• Aim:
Of all the lines in these entries, how many contain the string "have"? Give only that count.

• Input material:

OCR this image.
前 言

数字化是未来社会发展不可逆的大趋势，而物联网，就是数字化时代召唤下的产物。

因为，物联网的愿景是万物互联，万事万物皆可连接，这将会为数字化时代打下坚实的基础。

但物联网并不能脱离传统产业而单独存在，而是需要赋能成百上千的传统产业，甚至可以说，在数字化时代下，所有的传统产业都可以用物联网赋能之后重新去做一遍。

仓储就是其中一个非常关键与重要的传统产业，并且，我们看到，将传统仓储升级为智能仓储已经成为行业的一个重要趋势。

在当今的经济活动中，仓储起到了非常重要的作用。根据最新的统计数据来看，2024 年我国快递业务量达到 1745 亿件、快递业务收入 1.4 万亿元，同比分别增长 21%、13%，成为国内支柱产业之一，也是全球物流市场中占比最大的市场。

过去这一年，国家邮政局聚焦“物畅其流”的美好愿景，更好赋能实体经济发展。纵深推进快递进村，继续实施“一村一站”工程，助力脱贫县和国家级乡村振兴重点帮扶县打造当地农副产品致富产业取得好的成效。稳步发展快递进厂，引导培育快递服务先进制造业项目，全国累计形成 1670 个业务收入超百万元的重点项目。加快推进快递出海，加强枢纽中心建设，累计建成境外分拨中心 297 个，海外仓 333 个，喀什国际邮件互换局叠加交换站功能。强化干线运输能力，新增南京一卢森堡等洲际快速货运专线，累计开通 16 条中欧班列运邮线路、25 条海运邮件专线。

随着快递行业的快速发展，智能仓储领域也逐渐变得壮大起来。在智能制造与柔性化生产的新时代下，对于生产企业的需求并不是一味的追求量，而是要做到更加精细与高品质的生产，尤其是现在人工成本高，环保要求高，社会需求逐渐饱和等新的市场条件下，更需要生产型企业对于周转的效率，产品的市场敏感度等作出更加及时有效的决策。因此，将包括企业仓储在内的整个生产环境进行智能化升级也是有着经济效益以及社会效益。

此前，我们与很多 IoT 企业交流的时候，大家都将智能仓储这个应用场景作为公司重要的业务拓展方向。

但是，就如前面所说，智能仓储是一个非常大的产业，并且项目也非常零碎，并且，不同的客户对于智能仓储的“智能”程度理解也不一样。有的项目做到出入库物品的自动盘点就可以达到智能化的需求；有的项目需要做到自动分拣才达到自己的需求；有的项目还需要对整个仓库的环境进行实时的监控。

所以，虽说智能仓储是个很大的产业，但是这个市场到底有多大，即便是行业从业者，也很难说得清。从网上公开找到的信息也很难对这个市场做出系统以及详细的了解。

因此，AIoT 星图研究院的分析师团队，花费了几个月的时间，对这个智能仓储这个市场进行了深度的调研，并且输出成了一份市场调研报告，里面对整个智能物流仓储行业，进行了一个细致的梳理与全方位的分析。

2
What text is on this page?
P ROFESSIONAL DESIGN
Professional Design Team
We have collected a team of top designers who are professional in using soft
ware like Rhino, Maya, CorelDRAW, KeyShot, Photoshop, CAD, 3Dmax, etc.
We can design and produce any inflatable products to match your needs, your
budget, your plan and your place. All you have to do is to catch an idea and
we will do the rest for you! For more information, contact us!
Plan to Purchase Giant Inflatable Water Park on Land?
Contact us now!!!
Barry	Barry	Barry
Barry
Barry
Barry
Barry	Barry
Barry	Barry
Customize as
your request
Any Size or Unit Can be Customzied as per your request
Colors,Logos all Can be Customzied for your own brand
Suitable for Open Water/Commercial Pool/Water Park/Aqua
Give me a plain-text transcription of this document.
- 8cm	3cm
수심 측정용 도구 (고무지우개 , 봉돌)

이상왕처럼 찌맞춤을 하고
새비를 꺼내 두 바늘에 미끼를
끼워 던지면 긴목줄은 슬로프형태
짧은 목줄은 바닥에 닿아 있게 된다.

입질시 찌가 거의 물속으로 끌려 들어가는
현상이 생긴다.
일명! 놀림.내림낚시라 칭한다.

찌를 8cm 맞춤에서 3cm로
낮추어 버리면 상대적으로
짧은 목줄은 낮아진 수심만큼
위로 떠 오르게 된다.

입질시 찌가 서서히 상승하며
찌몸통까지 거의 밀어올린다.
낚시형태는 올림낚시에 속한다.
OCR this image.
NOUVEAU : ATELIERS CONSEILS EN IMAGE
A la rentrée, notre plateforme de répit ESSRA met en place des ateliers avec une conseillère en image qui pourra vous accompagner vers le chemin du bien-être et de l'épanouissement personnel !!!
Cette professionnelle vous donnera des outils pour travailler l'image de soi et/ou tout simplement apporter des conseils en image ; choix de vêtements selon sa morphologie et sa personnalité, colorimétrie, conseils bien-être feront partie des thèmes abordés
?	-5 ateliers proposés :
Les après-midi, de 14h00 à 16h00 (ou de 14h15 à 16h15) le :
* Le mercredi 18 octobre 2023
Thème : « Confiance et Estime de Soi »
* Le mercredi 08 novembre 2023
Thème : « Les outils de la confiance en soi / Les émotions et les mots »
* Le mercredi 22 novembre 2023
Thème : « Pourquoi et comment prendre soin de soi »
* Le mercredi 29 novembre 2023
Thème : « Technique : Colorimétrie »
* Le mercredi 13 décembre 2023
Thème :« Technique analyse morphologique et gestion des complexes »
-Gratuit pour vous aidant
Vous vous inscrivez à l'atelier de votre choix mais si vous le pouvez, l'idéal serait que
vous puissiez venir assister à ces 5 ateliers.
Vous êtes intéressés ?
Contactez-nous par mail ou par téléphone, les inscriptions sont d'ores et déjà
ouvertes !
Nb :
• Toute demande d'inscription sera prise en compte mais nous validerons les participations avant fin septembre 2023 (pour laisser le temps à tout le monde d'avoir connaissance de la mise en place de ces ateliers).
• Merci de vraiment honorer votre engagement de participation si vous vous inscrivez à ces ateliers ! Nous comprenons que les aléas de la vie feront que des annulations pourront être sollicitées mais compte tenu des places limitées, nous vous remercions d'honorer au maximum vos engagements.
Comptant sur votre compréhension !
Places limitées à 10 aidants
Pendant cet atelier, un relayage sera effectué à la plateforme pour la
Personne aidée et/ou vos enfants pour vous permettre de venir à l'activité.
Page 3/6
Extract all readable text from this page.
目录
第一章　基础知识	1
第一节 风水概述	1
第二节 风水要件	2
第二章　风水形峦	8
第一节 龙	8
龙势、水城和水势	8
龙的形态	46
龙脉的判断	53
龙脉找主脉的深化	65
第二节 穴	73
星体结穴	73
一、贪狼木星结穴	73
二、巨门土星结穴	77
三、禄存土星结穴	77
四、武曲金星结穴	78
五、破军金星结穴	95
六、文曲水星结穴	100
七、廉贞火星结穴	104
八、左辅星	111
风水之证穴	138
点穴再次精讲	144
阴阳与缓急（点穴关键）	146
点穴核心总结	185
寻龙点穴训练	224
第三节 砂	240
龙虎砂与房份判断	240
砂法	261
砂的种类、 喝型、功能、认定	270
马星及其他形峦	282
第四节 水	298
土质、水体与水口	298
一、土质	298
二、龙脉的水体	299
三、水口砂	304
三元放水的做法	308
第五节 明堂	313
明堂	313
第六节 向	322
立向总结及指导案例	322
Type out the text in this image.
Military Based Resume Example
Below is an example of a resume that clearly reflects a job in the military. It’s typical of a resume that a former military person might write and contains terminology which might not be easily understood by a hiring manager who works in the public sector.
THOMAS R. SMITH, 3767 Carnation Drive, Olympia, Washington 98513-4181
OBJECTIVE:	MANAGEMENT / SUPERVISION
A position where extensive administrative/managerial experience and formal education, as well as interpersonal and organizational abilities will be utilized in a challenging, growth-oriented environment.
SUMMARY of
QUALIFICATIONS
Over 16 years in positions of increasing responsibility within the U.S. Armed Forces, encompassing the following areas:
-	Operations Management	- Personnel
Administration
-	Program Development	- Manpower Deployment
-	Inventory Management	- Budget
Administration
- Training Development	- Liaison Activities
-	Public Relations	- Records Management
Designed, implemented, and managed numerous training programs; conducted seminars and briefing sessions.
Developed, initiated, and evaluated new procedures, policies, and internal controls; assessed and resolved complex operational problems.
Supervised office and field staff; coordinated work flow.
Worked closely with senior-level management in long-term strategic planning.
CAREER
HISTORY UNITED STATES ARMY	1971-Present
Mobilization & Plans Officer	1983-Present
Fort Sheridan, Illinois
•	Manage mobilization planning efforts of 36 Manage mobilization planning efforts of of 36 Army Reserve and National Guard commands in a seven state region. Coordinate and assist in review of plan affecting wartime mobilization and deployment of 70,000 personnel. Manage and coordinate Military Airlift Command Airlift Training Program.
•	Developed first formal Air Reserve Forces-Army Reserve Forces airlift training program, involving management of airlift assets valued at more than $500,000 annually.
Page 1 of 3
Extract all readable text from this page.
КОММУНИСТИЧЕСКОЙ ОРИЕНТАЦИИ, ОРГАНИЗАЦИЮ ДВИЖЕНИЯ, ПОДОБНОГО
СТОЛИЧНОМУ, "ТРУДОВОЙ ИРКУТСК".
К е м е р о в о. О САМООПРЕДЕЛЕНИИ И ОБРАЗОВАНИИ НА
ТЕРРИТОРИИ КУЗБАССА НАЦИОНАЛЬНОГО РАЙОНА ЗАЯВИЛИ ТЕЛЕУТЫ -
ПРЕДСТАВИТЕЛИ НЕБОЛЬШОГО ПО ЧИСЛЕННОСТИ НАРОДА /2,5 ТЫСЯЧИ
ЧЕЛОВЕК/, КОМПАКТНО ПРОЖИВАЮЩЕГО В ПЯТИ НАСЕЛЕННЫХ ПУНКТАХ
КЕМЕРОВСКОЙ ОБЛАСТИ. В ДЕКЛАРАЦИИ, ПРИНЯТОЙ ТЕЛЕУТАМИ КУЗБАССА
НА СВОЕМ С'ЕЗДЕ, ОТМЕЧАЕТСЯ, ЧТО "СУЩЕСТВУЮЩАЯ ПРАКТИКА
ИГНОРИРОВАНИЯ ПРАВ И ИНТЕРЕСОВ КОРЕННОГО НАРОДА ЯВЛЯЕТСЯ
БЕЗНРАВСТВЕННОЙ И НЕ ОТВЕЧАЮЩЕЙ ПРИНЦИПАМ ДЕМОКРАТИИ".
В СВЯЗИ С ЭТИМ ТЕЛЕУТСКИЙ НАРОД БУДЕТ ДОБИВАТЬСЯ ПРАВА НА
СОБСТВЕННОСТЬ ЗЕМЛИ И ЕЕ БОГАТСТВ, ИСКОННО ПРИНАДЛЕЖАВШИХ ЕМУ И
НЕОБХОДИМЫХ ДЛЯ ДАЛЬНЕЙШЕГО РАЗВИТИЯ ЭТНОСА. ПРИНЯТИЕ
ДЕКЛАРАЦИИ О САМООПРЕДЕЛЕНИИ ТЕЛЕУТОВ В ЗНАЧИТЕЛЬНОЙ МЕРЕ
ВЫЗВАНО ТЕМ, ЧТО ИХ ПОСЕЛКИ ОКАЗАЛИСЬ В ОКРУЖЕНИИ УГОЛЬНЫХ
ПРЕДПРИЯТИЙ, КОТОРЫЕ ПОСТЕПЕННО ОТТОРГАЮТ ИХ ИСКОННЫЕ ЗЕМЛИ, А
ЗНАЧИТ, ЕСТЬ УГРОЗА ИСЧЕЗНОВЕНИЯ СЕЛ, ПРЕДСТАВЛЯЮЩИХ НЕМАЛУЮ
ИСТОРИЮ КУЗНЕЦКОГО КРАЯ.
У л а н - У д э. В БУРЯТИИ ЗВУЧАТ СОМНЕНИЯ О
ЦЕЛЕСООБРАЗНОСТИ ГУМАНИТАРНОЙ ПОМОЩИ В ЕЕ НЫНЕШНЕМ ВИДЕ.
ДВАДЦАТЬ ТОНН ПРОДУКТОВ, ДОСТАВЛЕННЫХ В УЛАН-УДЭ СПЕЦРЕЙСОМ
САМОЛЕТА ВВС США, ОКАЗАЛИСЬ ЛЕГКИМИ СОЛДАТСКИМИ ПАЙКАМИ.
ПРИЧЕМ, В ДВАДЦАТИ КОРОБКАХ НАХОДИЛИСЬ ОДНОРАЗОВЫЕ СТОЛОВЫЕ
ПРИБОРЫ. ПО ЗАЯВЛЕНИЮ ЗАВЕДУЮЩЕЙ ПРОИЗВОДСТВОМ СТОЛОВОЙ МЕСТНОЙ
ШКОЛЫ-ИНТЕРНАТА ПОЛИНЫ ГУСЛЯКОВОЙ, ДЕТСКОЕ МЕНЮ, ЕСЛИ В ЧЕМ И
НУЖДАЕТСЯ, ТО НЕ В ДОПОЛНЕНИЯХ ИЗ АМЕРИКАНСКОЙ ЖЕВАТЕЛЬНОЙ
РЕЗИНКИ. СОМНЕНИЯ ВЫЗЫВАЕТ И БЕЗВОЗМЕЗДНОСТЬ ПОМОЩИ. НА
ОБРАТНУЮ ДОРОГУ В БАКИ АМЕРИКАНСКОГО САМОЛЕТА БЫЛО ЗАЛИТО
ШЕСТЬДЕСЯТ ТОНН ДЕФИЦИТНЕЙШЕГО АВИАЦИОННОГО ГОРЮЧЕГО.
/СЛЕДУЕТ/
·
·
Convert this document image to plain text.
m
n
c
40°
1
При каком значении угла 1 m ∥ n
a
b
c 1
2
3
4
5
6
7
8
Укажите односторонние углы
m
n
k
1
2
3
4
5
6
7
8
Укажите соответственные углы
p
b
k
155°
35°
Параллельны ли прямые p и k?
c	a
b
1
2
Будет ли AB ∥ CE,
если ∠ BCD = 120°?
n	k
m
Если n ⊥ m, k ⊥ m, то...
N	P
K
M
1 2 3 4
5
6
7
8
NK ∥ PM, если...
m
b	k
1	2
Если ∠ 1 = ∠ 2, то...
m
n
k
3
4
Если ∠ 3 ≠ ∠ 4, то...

• Expected output:
2